** Exercise description **
Skip the images and copy each record exactly as written.

═══ Supplied data

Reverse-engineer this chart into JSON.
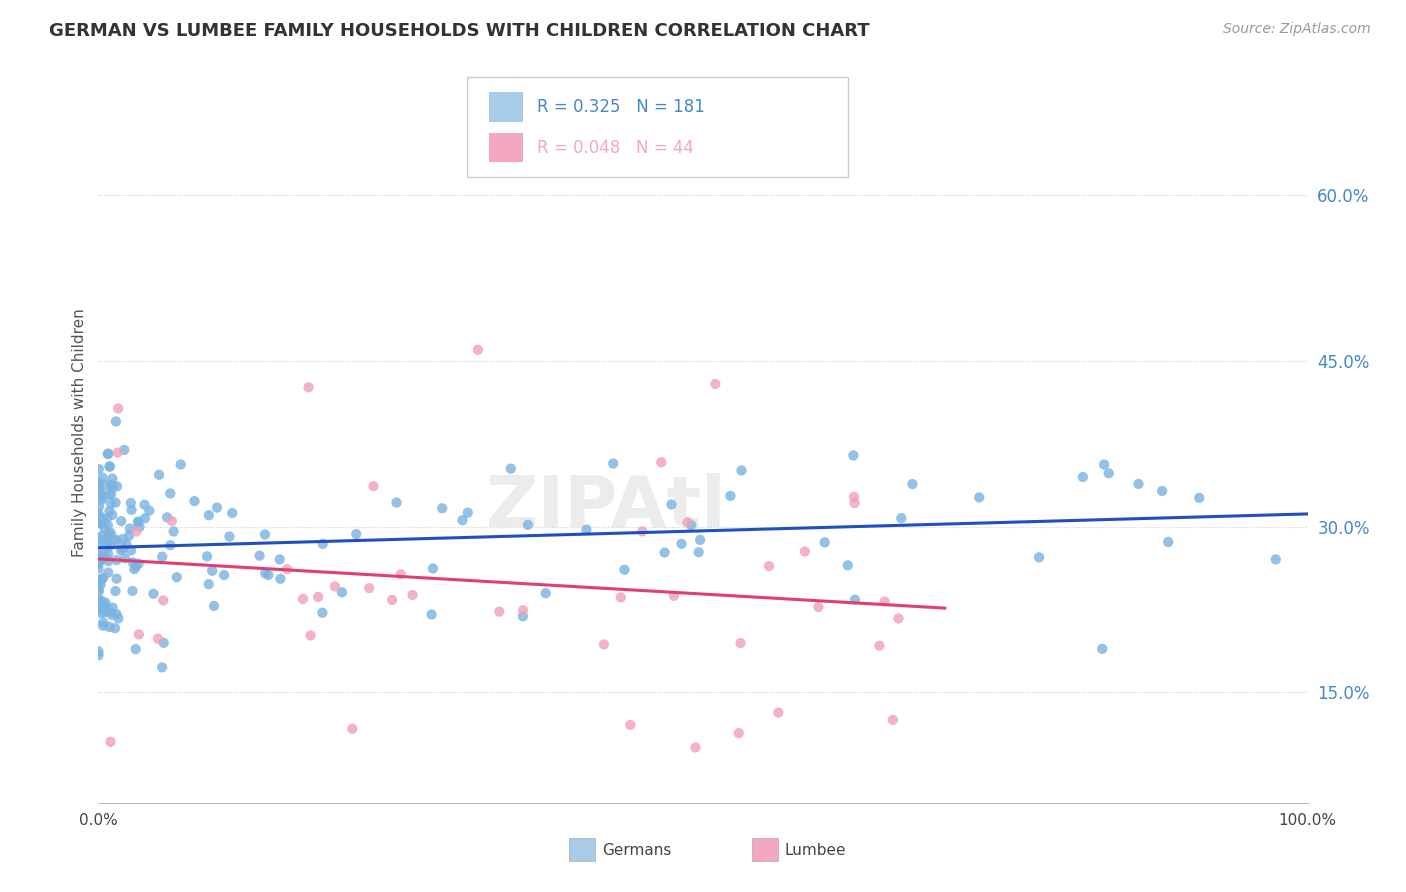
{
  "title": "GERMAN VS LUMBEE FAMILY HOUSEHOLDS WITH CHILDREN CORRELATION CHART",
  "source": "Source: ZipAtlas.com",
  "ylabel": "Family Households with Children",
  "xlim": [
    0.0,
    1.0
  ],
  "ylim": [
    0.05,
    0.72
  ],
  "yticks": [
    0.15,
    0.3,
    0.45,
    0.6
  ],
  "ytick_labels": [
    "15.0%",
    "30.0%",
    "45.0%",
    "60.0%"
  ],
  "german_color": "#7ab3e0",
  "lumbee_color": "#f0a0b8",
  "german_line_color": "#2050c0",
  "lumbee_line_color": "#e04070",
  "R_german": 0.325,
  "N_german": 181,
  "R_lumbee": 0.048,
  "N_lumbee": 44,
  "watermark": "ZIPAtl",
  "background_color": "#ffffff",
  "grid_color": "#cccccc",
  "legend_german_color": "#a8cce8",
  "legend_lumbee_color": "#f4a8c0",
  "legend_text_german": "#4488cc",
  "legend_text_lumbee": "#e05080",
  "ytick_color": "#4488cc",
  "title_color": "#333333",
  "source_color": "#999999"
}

══════

** Answer to the task **
Reverse-engineer this chart into JSON.
{
  "title": "GERMAN VS LUMBEE FAMILY HOUSEHOLDS WITH CHILDREN CORRELATION CHART",
  "source": "Source: ZipAtlas.com",
  "ylabel": "Family Households with Children",
  "xlim": [
    0.0,
    1.0
  ],
  "ylim": [
    0.05,
    0.72
  ],
  "yticks": [
    0.15,
    0.3,
    0.45,
    0.6
  ],
  "ytick_labels": [
    "15.0%",
    "30.0%",
    "45.0%",
    "60.0%"
  ],
  "german_color": "#7ab3e0",
  "lumbee_color": "#f0a0b8",
  "german_line_color": "#2050c0",
  "lumbee_line_color": "#e04070",
  "R_german": 0.325,
  "N_german": 181,
  "R_lumbee": 0.048,
  "N_lumbee": 44,
  "watermark": "ZIPAtl",
  "background_color": "#ffffff",
  "grid_color": "#cccccc",
  "legend_german_color": "#a8cce8",
  "legend_lumbee_color": "#f4a8c0",
  "legend_text_german": "#4488cc",
  "legend_text_lumbee": "#e05080",
  "ytick_color": "#4488cc",
  "title_color": "#333333",
  "source_color": "#999999"
}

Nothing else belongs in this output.